## START

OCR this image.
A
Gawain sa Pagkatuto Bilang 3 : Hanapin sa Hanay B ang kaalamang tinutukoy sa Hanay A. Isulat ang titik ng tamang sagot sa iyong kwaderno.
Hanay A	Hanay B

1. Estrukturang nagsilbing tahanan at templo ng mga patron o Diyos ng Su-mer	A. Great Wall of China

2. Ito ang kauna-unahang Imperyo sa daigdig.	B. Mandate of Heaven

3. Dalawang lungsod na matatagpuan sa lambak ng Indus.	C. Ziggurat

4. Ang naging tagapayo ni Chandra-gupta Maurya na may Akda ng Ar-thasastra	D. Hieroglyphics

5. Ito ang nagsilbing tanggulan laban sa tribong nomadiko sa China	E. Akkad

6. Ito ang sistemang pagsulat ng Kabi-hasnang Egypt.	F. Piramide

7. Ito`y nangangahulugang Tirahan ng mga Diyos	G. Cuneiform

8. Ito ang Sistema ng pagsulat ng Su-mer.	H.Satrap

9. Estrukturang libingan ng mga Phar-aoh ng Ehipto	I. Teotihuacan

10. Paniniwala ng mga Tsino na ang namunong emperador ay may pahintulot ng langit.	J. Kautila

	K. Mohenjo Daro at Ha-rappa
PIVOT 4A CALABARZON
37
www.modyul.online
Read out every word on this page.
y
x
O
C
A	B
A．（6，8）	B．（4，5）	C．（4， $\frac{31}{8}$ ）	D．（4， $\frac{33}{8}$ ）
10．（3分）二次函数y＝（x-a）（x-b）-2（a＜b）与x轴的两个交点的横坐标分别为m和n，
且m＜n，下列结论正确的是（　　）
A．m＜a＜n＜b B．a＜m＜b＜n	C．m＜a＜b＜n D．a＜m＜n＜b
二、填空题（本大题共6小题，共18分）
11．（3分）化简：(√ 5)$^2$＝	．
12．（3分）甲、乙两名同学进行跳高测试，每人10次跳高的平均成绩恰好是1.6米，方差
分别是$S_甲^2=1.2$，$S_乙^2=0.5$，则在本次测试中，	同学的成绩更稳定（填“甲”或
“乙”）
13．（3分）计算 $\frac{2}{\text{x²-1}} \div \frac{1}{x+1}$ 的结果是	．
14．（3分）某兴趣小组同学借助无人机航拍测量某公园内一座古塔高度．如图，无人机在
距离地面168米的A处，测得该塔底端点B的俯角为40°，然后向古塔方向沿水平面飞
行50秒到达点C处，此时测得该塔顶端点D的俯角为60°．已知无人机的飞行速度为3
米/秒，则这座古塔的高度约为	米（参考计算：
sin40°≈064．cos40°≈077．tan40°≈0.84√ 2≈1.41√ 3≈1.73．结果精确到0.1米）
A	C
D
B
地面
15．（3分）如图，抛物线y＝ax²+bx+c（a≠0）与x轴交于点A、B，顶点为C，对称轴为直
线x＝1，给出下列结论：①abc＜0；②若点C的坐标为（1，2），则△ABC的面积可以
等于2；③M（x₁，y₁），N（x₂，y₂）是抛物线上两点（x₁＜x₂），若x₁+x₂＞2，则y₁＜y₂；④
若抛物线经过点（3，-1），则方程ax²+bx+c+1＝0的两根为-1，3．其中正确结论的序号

## END

▶ **Short task**:
Lines that hold the word "Estrukturang" are the ones to return, every one of them.

▶ **The response**:
1. Estrukturang nagsilbing tahanan at templo ng mga patron o Diyos ng Su-mer	A. Great Wall of China
9. Estrukturang libingan ng mga Phar-aoh ng Ehipto	I. Teotihuacan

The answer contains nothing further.